▶ [To do]: Read the records and gather each line that includes "agitation".

(A block of data)
══════════

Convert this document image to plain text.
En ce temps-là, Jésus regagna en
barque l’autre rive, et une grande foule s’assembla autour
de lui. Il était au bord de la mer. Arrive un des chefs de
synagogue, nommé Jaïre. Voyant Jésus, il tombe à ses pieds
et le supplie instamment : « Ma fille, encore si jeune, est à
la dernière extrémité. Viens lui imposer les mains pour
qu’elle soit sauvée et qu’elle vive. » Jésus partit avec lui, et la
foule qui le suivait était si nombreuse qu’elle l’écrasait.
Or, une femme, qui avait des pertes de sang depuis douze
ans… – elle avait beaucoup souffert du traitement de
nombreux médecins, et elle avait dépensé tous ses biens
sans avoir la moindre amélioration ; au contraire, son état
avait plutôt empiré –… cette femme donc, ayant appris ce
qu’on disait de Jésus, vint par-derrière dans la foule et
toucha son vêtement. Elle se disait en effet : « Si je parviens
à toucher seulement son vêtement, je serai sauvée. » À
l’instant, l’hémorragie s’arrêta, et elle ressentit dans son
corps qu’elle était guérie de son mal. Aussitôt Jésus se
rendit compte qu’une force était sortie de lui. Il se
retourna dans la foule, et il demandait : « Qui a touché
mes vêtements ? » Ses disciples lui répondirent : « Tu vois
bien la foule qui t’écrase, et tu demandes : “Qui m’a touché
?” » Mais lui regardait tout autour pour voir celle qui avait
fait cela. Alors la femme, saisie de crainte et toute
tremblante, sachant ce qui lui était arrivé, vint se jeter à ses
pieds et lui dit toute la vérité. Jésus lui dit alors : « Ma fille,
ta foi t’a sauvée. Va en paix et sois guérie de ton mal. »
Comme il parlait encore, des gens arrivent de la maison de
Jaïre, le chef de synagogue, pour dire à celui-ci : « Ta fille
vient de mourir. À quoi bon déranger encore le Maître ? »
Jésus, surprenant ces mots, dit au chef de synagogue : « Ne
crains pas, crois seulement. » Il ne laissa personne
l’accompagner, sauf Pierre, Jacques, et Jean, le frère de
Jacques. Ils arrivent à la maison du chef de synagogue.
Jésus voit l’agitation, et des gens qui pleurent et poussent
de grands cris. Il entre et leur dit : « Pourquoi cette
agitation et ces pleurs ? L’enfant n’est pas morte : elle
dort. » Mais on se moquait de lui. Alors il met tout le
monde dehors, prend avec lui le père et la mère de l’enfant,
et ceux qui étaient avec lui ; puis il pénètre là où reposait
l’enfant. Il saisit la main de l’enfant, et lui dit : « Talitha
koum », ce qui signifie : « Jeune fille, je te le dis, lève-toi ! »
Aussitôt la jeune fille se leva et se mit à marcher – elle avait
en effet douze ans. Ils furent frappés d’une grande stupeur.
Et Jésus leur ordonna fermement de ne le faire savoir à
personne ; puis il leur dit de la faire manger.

══════════

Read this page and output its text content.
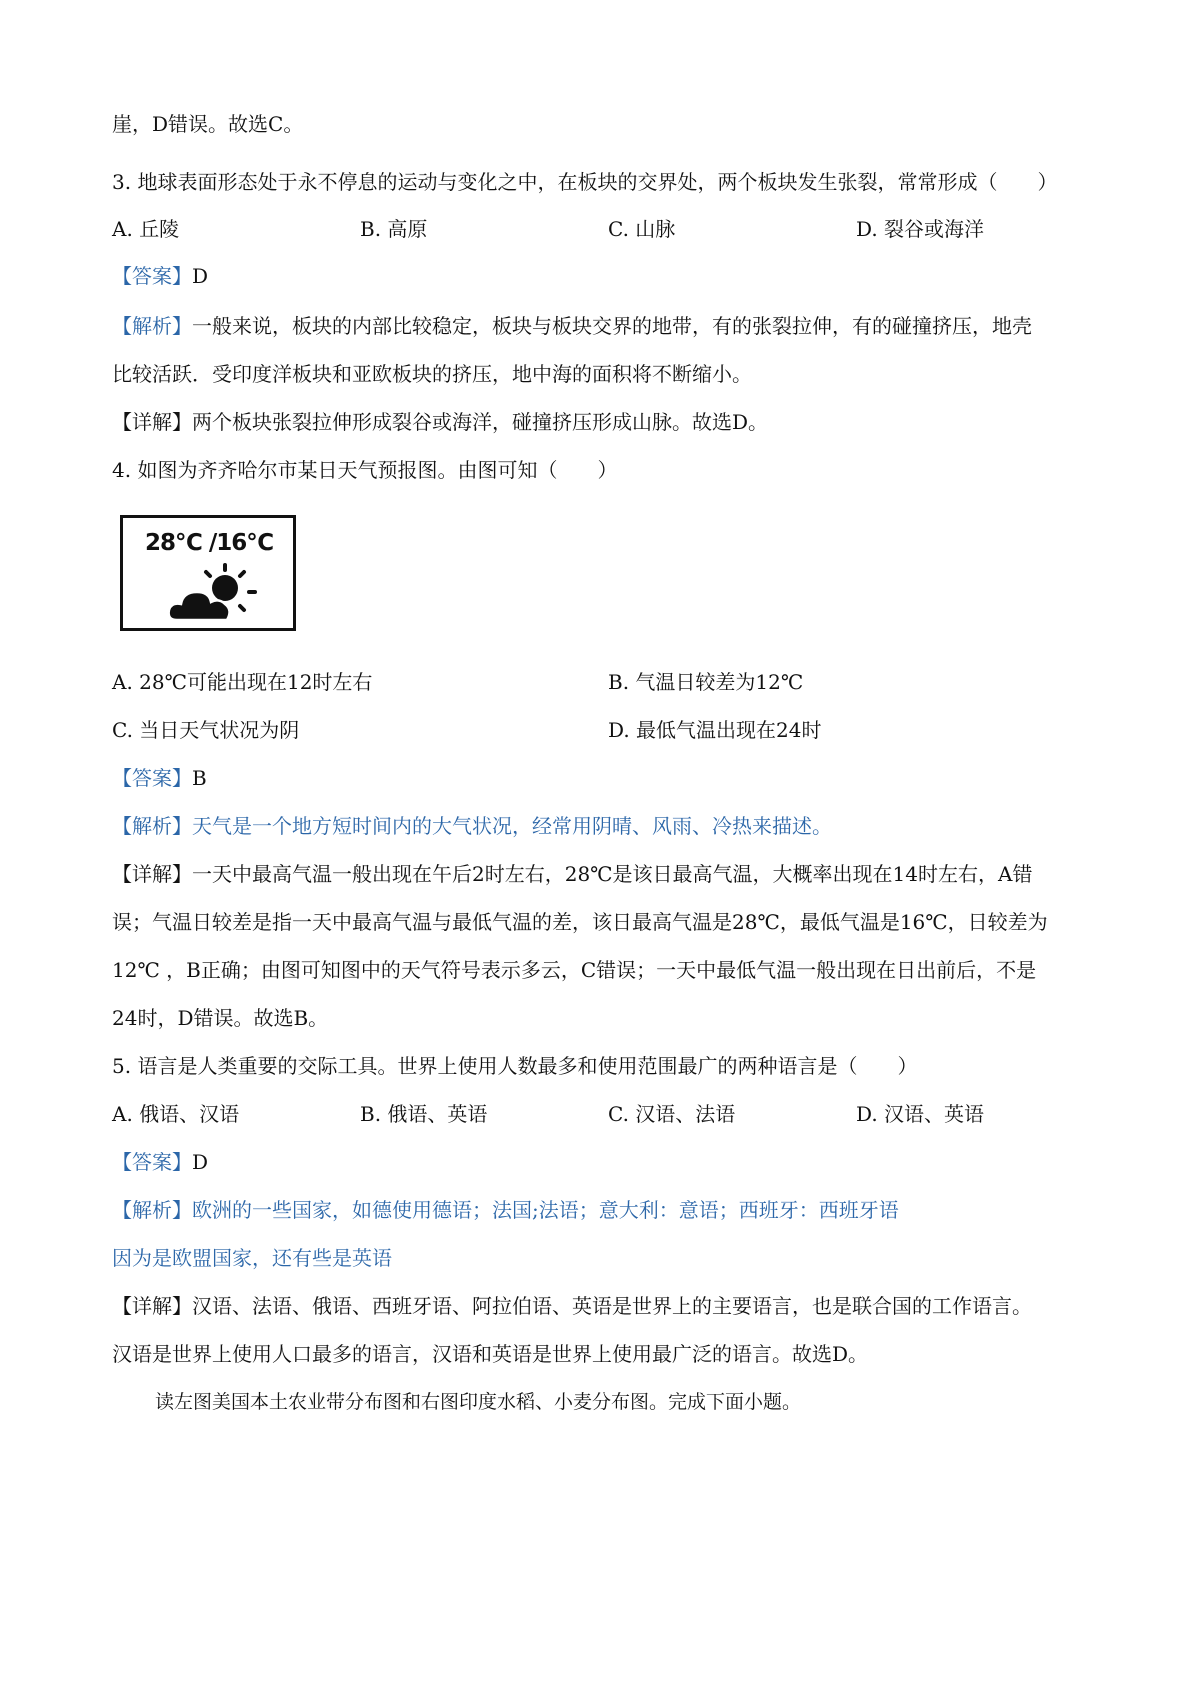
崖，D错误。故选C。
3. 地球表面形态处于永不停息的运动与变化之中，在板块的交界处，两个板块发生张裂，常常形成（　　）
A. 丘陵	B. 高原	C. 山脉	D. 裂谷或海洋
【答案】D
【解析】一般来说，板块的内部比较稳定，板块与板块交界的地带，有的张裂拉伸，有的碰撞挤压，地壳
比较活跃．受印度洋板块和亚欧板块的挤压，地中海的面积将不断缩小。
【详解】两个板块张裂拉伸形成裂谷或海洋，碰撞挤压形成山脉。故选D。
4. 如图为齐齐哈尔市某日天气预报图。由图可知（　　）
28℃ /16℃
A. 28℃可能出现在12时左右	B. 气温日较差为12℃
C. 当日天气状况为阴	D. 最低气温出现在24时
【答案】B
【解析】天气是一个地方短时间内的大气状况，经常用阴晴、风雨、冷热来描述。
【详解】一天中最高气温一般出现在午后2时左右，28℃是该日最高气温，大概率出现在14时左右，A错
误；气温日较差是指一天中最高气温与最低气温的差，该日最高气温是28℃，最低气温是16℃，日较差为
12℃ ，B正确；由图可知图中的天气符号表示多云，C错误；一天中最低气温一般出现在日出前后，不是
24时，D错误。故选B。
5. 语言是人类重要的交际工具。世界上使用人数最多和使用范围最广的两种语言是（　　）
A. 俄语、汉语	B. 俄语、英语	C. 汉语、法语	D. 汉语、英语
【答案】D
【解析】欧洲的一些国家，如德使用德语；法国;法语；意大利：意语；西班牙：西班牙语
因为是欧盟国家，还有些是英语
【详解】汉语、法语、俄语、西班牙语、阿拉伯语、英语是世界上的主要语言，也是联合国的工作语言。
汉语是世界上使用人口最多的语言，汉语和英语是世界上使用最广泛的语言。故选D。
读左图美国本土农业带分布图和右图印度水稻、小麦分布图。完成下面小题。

══════════

▶ [Result of this task]:
Jésus voit l’agitation, et des gens qui pleurent et poussent
agitation et ces pleurs ? L’enfant n’est pas morte : elle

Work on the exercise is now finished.